Count how many lines in the material below hold the word "Includes"; the reply is that number alone.

--- begin Extracted records ---

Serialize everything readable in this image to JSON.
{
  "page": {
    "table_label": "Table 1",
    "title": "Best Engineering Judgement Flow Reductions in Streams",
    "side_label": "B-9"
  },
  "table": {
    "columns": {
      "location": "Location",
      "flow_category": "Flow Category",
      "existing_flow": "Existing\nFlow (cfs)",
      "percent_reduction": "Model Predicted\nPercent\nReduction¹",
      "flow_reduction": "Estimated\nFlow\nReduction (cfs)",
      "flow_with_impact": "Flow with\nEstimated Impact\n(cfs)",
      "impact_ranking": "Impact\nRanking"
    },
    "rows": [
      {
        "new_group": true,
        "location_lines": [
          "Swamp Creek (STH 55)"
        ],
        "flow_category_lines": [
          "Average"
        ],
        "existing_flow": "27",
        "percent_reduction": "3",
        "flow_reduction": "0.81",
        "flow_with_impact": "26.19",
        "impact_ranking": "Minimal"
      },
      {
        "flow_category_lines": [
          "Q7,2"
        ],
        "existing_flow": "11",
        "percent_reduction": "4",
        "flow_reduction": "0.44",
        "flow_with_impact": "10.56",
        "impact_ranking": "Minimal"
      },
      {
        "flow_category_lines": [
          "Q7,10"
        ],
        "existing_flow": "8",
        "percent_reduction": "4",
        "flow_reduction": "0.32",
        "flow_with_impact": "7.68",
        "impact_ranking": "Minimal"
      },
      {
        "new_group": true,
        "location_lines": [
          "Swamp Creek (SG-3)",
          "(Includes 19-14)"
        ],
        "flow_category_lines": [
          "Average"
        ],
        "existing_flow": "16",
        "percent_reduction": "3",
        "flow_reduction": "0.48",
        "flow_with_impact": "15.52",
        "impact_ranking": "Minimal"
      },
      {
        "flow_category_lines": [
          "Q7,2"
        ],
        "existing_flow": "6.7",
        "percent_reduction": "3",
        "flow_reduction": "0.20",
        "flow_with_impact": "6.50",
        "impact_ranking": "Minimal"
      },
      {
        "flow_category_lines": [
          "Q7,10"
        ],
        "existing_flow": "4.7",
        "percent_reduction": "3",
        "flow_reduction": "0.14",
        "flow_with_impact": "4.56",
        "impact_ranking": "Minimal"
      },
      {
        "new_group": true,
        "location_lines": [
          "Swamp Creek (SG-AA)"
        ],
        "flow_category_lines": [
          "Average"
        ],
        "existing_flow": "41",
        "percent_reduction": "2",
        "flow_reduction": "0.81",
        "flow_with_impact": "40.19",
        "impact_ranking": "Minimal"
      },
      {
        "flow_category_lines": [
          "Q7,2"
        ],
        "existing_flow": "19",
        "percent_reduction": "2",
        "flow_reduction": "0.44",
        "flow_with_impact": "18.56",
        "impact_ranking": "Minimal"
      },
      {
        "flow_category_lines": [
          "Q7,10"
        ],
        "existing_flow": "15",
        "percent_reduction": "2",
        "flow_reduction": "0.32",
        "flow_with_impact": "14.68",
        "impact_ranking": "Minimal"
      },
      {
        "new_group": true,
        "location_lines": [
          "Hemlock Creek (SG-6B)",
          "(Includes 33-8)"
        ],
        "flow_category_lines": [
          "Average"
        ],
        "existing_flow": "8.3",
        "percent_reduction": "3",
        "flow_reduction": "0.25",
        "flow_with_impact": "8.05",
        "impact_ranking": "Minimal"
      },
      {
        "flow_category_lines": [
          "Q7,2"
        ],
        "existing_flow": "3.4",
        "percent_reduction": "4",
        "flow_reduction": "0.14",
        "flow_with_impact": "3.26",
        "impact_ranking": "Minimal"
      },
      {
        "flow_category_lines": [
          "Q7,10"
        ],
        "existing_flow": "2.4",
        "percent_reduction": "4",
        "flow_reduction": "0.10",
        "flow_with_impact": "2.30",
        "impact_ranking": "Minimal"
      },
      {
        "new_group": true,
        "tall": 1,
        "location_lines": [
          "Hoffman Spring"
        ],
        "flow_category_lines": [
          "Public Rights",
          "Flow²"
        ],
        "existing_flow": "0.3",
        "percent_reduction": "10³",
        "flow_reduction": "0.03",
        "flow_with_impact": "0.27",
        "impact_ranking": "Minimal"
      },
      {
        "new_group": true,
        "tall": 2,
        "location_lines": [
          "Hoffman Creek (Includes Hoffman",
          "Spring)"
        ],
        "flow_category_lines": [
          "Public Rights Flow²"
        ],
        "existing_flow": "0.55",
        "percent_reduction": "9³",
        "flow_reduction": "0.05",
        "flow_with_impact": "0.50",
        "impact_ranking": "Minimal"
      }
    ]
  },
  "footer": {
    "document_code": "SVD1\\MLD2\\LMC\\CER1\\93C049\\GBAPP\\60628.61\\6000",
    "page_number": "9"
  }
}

--- end Extracted records ---

• [Final result]: 3